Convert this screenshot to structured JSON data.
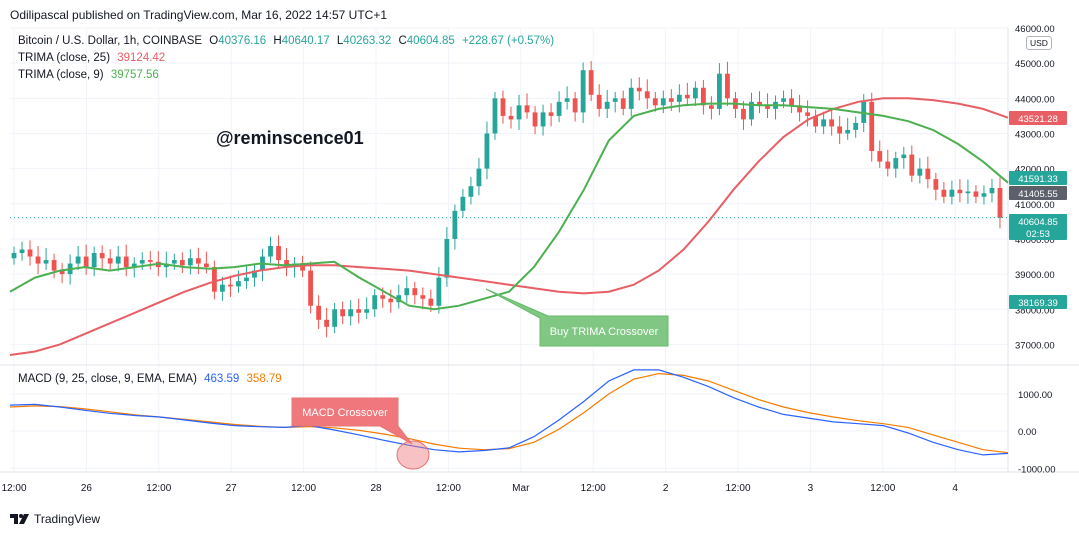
{
  "header": {
    "text": "Odilipascal published on TradingView.com, Mar 16, 2022 14:57 UTC+1"
  },
  "legend": {
    "symbol": "Bitcoin / U.S. Dollar, 1h, COINBASE",
    "o_label": "O",
    "o_value": "40376.16",
    "h_label": "H",
    "h_value": "40640.17",
    "l_label": "L",
    "l_value": "40263.32",
    "c_label": "C",
    "c_value": "40604.85",
    "change": "+228.67 (+0.57%)",
    "trima25_label": "TRIMA (close, 25)",
    "trima25_value": "39124.42",
    "trima9_label": "TRIMA (close, 9)",
    "trima9_value": "39757.56",
    "macd_label": "MACD (9, 25, close, 9, EMA, EMA)",
    "macd_value": "463.59",
    "signal_value": "358.79"
  },
  "watermark": "@reminscence01",
  "currency": "USD",
  "footer": {
    "brand": "TradingView"
  },
  "colors": {
    "up": "#26a69a",
    "down": "#ef5350",
    "trima25": "#e85e65",
    "trima9": "#4caf50",
    "macd": "#2962ff",
    "signal": "#f57c00",
    "grid": "#f0f3fa",
    "text": "#131722",
    "callout_green": "#81c784",
    "callout_red": "#f0787c"
  },
  "chart_data": [
    {
      "type": "candlestick",
      "title": "Bitcoin / U.S. Dollar, 1h, COINBASE",
      "ylim": [
        36500,
        46000
      ],
      "y_ticks": [
        "37000.00",
        "38000.00",
        "39000.00",
        "40000.00",
        "41000.00",
        "42000.00",
        "43000.00",
        "44000.00",
        "45000.00",
        "46000.00"
      ],
      "x_ticks": [
        "12:00",
        "26",
        "12:00",
        "27",
        "12:00",
        "28",
        "12:00",
        "Mar",
        "12:00",
        "2",
        "12:00",
        "3",
        "12:00",
        "4"
      ],
      "price_labels": [
        {
          "value": "43521.28",
          "series": "trima25"
        },
        {
          "value": "41591.33",
          "series": "trima9"
        },
        {
          "value": "41405.55",
          "series": "last"
        },
        {
          "value": "40604.85",
          "series": "close"
        },
        {
          "value": "02:53",
          "series": "countdown"
        },
        {
          "value": "38169.39",
          "series": "level"
        }
      ],
      "close": [
        39600,
        39700,
        39500,
        39300,
        39400,
        39100,
        39000,
        39300,
        39500,
        39200,
        39600,
        39450,
        39300,
        39500,
        39200,
        39300,
        39400,
        39350,
        39200,
        39300,
        39400,
        39250,
        39450,
        39300,
        39200,
        38500,
        38700,
        38650,
        38800,
        38900,
        39100,
        39500,
        39800,
        39400,
        39200,
        39300,
        39100,
        38100,
        37700,
        37500,
        38000,
        37800,
        38000,
        37900,
        38000,
        38400,
        38300,
        38200,
        38400,
        38600,
        38400,
        38300,
        38100,
        38900,
        40000,
        40800,
        41200,
        41500,
        42000,
        43000,
        44000,
        43500,
        43400,
        43800,
        43600,
        43200,
        43600,
        43500,
        43900,
        44000,
        43600,
        44800,
        44100,
        43700,
        43900,
        44000,
        43700,
        44300,
        44200,
        44000,
        43800,
        44000,
        43900,
        44100,
        44000,
        44300,
        43800,
        43700,
        44700,
        44000,
        43700,
        43400,
        43900,
        43800,
        43700,
        43900,
        44000,
        43800,
        43600,
        43500,
        43200,
        43400,
        43200,
        43000,
        43100,
        43300,
        43900,
        42500,
        42200,
        42000,
        42300,
        42400,
        41800,
        42000,
        41700,
        41400,
        41200,
        41400,
        41300,
        41350,
        41200,
        41300,
        41450,
        40600
      ],
      "series": [
        {
          "name": "TRIMA (close, 25)",
          "values": [
            36700,
            36800,
            37000,
            37300,
            37600,
            37900,
            38200,
            38500,
            38750,
            38950,
            39100,
            39200,
            39250,
            39250,
            39200,
            39150,
            39100,
            39000,
            38900,
            38800,
            38700,
            38600,
            38500,
            38450,
            38500,
            38700,
            39100,
            39700,
            40500,
            41400,
            42200,
            42900,
            43400,
            43700,
            43900,
            44000,
            44000,
            43950,
            43850,
            43700,
            43450
          ]
        },
        {
          "name": "TRIMA (close, 9)",
          "values": [
            38500,
            38900,
            39100,
            39200,
            39100,
            39200,
            39300,
            39200,
            39150,
            39200,
            39300,
            39250,
            39300,
            39350,
            38900,
            38500,
            38100,
            38000,
            38100,
            38300,
            38500,
            39200,
            40200,
            41400,
            42800,
            43500,
            43700,
            43800,
            43850,
            43850,
            43800,
            43800,
            43750,
            43700,
            43600,
            43500,
            43350,
            43100,
            42700,
            42200,
            41600
          ]
        }
      ]
    },
    {
      "type": "line",
      "title": "MACD (9, 25, close, 9, EMA, EMA)",
      "ylim": [
        -1100,
        1700
      ],
      "y_ticks": [
        "1000.00",
        "0.00",
        "-1000.00"
      ],
      "series": [
        {
          "name": "MACD",
          "values": [
            700,
            720,
            650,
            560,
            480,
            420,
            380,
            300,
            220,
            150,
            120,
            100,
            150,
            30,
            -100,
            -250,
            -380,
            -500,
            -560,
            -520,
            -450,
            -150,
            300,
            800,
            1350,
            1650,
            1650,
            1450,
            1200,
            900,
            650,
            450,
            350,
            250,
            200,
            150,
            -50,
            -300,
            -500,
            -640,
            -600
          ]
        },
        {
          "name": "Signal",
          "values": [
            650,
            680,
            660,
            600,
            520,
            440,
            380,
            320,
            250,
            180,
            130,
            100,
            120,
            90,
            20,
            -80,
            -200,
            -350,
            -460,
            -500,
            -470,
            -300,
            50,
            500,
            1000,
            1400,
            1550,
            1500,
            1350,
            1100,
            850,
            650,
            500,
            380,
            280,
            200,
            100,
            -100,
            -300,
            -500,
            -580
          ]
        }
      ]
    }
  ],
  "annotations": [
    {
      "text": "Buy TRIMA Crossover"
    },
    {
      "text": "MACD Crossover"
    }
  ]
}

> _Directive_: Find each line holding the string "name" and copy it out.

> _Result for this exercise_:
          "name": "TRIMA (close, 25)",
          "name": "TRIMA (close, 9)",
          "name": "MACD",
          "name": "Signal",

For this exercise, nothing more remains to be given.